Aim:
Read the lines below and count those that have the word "however". Respond with the number only.

%%

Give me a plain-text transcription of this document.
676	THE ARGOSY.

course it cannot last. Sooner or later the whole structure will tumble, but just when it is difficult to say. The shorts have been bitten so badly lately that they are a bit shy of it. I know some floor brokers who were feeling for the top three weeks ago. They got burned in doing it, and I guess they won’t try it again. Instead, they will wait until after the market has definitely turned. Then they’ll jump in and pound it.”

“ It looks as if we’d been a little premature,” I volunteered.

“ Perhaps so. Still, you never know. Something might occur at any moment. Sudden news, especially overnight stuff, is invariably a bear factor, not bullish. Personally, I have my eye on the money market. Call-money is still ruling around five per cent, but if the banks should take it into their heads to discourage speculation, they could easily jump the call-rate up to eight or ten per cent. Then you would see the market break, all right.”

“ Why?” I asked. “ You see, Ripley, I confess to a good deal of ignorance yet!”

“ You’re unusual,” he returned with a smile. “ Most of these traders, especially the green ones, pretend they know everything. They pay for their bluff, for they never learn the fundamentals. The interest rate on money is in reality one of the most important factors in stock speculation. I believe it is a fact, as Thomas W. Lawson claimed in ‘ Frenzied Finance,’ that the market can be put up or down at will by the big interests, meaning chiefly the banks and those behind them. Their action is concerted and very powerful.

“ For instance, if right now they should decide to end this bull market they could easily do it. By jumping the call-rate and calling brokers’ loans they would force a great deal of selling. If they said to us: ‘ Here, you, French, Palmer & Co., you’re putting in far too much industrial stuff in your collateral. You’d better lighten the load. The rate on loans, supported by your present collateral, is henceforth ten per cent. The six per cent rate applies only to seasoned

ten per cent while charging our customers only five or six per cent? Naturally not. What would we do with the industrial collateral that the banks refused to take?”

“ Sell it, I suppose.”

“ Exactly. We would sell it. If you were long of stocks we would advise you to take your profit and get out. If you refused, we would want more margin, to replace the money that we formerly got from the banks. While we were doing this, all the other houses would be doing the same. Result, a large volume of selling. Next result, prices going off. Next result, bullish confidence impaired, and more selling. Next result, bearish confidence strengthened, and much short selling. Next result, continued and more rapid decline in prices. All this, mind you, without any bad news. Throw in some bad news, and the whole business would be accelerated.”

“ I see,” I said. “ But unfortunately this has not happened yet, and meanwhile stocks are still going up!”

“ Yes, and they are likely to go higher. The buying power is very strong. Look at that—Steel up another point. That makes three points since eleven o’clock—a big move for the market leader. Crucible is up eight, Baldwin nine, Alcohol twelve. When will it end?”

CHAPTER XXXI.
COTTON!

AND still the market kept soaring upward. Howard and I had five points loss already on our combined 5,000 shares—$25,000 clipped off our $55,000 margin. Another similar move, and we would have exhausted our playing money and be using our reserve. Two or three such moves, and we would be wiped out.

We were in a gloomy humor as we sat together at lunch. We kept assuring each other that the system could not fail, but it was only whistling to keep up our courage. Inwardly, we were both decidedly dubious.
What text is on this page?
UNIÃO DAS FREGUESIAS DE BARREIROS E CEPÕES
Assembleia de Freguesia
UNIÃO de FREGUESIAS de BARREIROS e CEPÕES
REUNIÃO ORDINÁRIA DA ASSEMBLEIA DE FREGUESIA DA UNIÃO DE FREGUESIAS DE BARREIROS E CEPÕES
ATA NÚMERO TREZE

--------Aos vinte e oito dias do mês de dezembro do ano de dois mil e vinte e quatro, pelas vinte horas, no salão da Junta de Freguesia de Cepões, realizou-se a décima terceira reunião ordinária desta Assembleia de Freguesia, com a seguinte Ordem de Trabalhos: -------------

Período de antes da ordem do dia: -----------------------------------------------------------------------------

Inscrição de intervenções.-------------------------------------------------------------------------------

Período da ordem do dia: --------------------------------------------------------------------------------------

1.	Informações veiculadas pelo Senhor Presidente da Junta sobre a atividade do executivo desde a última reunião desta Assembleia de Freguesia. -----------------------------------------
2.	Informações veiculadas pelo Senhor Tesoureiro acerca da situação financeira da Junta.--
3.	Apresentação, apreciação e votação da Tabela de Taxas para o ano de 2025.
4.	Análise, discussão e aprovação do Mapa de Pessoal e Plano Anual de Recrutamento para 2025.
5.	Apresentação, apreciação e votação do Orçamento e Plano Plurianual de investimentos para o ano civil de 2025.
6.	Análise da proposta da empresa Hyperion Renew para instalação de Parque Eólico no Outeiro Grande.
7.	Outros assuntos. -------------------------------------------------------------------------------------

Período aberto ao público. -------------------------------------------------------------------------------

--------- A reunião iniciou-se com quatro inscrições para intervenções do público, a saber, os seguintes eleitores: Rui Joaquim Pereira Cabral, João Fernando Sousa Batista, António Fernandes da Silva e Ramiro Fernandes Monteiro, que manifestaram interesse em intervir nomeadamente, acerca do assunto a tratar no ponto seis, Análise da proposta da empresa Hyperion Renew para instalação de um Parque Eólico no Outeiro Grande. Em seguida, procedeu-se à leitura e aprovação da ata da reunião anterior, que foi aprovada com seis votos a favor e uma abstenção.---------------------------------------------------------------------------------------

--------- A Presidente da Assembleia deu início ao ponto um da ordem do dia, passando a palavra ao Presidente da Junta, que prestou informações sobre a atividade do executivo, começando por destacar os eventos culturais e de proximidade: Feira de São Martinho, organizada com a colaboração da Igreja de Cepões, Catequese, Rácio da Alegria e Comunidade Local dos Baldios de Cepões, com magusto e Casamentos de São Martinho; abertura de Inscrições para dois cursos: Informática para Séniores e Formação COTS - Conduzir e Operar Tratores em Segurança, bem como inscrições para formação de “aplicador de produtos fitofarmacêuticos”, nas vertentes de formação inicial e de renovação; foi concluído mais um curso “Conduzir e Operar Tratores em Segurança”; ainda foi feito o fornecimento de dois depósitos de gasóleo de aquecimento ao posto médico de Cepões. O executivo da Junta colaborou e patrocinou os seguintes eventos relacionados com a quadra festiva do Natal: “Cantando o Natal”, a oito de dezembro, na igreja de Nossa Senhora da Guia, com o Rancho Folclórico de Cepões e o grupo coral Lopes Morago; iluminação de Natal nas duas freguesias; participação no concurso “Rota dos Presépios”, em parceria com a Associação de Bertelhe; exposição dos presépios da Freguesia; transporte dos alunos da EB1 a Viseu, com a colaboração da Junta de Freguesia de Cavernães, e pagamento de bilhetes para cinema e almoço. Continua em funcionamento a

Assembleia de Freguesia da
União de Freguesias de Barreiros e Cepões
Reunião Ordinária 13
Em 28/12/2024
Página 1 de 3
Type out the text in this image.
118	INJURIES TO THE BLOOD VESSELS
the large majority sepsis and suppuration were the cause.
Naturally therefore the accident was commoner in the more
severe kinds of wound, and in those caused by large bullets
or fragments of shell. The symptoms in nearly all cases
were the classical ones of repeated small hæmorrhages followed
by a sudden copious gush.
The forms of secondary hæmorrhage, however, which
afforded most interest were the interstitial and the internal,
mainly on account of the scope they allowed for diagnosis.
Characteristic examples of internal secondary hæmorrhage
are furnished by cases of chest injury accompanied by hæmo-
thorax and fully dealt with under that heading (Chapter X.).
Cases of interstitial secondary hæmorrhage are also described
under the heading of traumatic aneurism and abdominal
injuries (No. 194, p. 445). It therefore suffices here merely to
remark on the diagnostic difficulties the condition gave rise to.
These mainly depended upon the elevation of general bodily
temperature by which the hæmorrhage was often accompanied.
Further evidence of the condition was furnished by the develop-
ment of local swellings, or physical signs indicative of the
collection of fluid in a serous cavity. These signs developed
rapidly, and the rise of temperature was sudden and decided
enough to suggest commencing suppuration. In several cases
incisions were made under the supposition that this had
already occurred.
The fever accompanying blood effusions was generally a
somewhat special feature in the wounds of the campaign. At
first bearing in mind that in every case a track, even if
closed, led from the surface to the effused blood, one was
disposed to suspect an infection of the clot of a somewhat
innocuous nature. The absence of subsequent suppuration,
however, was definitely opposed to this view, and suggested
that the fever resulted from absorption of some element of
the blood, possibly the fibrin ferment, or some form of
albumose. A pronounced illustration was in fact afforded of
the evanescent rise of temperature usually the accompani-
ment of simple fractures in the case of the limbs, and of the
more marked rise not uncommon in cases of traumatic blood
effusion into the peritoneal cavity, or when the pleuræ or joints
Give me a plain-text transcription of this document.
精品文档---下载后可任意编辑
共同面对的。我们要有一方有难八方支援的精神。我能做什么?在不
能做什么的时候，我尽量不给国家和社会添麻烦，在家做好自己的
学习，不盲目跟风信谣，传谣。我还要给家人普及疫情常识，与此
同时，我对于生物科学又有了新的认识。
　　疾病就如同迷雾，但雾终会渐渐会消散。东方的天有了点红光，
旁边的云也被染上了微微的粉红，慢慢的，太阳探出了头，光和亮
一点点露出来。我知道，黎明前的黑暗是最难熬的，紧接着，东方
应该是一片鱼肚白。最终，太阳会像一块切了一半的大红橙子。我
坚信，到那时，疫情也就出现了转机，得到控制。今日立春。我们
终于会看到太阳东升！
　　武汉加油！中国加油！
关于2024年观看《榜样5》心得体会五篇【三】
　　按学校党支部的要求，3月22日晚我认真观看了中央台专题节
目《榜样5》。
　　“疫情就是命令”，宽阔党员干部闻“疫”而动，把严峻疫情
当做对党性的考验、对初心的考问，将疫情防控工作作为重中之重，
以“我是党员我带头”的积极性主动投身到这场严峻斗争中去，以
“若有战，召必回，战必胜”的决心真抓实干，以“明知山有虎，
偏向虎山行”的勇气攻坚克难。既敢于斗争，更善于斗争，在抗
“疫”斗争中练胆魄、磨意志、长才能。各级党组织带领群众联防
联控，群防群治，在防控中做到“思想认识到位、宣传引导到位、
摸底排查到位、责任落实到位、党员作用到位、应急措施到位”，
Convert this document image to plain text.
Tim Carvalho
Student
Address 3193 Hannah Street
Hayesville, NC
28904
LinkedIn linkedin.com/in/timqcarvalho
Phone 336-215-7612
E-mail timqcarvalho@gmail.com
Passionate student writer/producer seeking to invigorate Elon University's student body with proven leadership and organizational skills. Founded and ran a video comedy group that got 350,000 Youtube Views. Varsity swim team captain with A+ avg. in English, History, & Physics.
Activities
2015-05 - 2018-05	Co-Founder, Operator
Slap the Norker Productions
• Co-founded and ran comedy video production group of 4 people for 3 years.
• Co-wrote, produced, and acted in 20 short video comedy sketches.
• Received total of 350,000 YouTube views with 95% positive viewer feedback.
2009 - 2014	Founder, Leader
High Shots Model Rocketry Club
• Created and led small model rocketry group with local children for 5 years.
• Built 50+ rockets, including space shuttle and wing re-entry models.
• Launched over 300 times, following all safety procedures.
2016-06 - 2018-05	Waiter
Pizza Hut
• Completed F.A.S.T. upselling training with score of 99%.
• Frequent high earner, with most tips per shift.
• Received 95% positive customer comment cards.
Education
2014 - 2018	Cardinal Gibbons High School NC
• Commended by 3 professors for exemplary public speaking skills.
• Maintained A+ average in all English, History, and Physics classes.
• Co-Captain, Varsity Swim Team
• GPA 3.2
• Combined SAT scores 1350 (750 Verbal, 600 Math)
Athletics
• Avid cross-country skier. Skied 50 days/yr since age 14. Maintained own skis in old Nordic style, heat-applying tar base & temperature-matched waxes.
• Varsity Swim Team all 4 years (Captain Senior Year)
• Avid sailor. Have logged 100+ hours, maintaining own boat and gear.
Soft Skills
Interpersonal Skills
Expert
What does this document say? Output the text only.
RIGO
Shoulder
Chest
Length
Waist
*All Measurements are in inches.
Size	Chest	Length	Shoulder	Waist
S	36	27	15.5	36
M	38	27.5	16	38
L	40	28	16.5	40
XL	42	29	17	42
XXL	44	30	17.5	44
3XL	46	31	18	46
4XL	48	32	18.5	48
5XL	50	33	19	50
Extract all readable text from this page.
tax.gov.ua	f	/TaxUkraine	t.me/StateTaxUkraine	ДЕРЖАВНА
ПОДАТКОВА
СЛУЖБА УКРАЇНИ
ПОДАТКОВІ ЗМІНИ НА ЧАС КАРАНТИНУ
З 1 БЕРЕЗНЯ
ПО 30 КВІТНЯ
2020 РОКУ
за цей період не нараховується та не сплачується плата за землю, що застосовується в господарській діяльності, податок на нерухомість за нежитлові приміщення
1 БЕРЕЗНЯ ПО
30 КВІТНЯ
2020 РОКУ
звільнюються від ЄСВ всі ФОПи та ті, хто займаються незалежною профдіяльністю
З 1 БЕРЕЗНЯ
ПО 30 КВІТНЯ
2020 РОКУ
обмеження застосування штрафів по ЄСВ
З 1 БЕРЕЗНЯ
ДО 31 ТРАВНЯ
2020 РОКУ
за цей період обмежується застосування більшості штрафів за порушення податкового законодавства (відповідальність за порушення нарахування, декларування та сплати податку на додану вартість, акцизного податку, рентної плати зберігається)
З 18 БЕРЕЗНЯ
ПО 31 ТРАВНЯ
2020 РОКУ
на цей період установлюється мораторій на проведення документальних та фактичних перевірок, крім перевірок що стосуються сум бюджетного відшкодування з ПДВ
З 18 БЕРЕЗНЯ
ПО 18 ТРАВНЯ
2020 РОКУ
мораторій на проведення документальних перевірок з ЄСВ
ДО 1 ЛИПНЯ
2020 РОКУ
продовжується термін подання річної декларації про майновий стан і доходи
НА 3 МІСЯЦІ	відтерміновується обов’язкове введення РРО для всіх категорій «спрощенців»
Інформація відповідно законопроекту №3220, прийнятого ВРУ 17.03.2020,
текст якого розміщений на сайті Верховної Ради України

%%

Exercise result:
2